GIVEN DATA:
-*-
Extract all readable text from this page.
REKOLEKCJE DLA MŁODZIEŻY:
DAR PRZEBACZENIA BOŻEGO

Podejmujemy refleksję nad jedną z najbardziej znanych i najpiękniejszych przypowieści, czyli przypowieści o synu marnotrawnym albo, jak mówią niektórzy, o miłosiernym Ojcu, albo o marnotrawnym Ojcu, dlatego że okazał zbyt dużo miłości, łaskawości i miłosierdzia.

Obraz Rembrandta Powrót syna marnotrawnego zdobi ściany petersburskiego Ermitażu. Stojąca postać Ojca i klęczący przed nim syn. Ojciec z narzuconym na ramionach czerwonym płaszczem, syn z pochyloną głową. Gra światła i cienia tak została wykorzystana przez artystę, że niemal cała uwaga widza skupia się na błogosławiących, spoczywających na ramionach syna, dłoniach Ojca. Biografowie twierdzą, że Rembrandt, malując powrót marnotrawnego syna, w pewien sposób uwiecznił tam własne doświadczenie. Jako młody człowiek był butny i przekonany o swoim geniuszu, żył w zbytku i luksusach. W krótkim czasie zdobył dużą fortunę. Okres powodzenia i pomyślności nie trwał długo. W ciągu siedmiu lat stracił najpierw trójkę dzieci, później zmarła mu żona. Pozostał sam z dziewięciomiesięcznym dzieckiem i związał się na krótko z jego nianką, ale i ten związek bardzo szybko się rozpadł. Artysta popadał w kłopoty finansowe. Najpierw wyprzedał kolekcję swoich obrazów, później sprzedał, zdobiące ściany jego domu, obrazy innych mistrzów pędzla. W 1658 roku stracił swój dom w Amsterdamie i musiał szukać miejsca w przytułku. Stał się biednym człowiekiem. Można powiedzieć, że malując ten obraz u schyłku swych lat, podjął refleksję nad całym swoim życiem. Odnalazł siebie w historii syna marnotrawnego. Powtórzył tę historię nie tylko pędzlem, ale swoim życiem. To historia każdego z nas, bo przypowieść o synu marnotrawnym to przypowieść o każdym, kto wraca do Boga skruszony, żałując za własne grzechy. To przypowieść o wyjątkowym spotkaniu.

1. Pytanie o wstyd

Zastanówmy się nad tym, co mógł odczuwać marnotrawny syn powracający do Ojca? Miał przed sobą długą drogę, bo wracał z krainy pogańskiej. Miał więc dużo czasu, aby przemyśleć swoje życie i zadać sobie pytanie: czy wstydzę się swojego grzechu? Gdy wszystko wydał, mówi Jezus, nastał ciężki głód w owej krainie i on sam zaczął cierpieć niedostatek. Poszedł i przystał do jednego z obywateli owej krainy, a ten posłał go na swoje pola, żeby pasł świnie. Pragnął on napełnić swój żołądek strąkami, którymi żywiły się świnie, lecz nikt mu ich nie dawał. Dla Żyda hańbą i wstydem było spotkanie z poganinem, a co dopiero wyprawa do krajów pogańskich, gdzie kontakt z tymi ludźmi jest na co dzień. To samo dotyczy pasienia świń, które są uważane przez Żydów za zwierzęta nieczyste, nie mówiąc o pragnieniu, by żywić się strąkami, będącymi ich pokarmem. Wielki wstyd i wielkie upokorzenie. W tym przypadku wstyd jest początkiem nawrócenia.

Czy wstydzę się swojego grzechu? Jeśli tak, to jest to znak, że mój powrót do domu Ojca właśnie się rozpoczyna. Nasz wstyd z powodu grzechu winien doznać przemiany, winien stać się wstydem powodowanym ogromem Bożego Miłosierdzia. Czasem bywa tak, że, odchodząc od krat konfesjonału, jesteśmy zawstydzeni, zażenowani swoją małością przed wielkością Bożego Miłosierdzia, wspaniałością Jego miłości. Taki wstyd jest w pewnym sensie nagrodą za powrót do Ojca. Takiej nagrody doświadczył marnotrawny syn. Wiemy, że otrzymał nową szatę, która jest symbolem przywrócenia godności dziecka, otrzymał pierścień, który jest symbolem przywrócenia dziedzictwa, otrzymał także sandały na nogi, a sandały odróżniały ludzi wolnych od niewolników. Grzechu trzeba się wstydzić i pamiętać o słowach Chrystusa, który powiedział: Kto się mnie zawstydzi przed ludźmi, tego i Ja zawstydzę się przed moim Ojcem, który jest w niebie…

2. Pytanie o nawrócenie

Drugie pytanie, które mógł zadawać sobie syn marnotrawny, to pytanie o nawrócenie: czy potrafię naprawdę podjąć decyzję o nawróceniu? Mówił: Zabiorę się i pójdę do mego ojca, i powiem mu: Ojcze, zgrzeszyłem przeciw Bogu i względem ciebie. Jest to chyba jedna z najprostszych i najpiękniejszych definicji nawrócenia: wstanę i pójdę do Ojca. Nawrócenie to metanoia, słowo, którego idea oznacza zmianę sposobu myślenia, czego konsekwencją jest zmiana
-*-
STATED TASK:
Within the records, how many lines include "nawrócenie"? The answer is the number and nothing else.

ANSWER TO THIS PROBLEM:
2